= Exercise data =
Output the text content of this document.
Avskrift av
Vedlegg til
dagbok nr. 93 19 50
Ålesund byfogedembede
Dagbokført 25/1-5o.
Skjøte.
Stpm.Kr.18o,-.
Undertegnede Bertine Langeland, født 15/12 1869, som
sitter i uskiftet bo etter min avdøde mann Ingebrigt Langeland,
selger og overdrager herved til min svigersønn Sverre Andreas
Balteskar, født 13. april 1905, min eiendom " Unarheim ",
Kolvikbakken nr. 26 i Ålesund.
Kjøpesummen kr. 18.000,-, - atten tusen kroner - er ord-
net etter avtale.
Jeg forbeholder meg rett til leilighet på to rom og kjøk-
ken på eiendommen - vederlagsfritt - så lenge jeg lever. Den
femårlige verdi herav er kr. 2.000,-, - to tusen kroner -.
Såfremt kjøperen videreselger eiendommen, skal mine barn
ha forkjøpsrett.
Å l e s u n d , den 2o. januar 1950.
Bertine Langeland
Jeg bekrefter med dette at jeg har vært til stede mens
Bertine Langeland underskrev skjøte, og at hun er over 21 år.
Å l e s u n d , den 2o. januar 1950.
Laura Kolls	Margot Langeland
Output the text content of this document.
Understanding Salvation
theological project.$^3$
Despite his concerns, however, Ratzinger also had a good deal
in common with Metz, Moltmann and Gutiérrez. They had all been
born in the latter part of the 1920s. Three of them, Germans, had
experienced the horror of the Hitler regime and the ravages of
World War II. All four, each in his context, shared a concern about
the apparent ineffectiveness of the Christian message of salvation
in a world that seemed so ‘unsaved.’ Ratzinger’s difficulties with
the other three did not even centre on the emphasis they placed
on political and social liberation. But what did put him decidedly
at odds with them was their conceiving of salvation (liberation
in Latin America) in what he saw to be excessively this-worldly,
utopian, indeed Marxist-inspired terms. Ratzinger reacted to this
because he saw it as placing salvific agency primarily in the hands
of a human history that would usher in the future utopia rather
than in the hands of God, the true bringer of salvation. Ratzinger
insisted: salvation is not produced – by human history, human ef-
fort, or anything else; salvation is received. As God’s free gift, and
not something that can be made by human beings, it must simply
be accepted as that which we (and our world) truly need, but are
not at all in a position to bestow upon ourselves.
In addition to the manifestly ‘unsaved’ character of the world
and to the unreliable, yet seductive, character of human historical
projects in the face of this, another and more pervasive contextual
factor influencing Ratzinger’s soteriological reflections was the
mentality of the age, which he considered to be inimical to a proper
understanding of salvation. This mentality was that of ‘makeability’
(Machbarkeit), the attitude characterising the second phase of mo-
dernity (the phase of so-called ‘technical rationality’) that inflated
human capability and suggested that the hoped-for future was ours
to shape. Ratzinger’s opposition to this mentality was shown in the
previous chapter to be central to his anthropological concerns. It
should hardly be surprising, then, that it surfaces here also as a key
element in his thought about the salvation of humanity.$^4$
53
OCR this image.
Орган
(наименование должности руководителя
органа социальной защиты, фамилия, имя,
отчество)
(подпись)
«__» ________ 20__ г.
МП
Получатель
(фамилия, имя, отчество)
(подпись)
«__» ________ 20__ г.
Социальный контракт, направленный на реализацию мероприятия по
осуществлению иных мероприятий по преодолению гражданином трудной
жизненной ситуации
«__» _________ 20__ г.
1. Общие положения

= What the task asks =
Copy each line of the data exactly, leaving nothing out.

= Expected answer =
Output the text content of this document.
Avskrift av
Vedlegg til
dagbok nr. 93 19 50
Ålesund byfogedembede
Dagbokført 25/1-5o.
Skjøte.
Stpm.Kr.18o,-.
Undertegnede Bertine Langeland, født 15/12 1869, som
sitter i uskiftet bo etter min avdøde mann Ingebrigt Langeland,
selger og overdrager herved til min svigersønn Sverre Andreas
Balteskar, født 13. april 1905, min eiendom " Unarheim ",
Kolvikbakken nr. 26 i Ålesund.
Kjøpesummen kr. 18.000,-, - atten tusen kroner - er ord-
net etter avtale.
Jeg forbeholder meg rett til leilighet på to rom og kjøk-
ken på eiendommen - vederlagsfritt - så lenge jeg lever. Den
femårlige verdi herav er kr. 2.000,-, - to tusen kroner -.
Såfremt kjøperen videreselger eiendommen, skal mine barn
ha forkjøpsrett.
Å l e s u n d , den 2o. januar 1950.
Bertine Langeland
Jeg bekrefter med dette at jeg har vært til stede mens
Bertine Langeland underskrev skjøte, og at hun er over 21 år.
Å l e s u n d , den 2o. januar 1950.
Laura Kolls	Margot Langeland
Output the text content of this document.
Understanding Salvation
theological project.$^3$
Despite his concerns, however, Ratzinger also had a good deal
in common with Metz, Moltmann and Gutiérrez. They had all been
born in the latter part of the 1920s. Three of them, Germans, had
experienced the horror of the Hitler regime and the ravages of
World War II. All four, each in his context, shared a concern about
the apparent ineffectiveness of the Christian message of salvation
in a world that seemed so ‘unsaved.’ Ratzinger’s difficulties with
the other three did not even centre on the emphasis they placed
on political and social liberation. But what did put him decidedly
at odds with them was their conceiving of salvation (liberation
in Latin America) in what he saw to be excessively this-worldly,
utopian, indeed Marxist-inspired terms. Ratzinger reacted to this
because he saw it as placing salvific agency primarily in the hands
of a human history that would usher in the future utopia rather
than in the hands of God, the true bringer of salvation. Ratzinger
insisted: salvation is not produced – by human history, human ef-
fort, or anything else; salvation is received. As God’s free gift, and
not something that can be made by human beings, it must simply
be accepted as that which we (and our world) truly need, but are
not at all in a position to bestow upon ourselves.
In addition to the manifestly ‘unsaved’ character of the world
and to the unreliable, yet seductive, character of human historical
projects in the face of this, another and more pervasive contextual
factor influencing Ratzinger’s soteriological reflections was the
mentality of the age, which he considered to be inimical to a proper
understanding of salvation. This mentality was that of ‘makeability’
(Machbarkeit), the attitude characterising the second phase of mo-
dernity (the phase of so-called ‘technical rationality’) that inflated
human capability and suggested that the hoped-for future was ours
to shape. Ratzinger’s opposition to this mentality was shown in the
previous chapter to be central to his anthropological concerns. It
should hardly be surprising, then, that it surfaces here also as a key
element in his thought about the salvation of humanity.$^4$
53
OCR this image.
Орган
(наименование должности руководителя
органа социальной защиты, фамилия, имя,
отчество)
(подпись)
«__» ________ 20__ г.
МП
Получатель
(фамилия, имя, отчество)
(подпись)
«__» ________ 20__ г.
Социальный контракт, направленный на реализацию мероприятия по
осуществлению иных мероприятий по преодолению гражданином трудной
жизненной ситуации
«__» _________ 20__ г.
1. Общие положения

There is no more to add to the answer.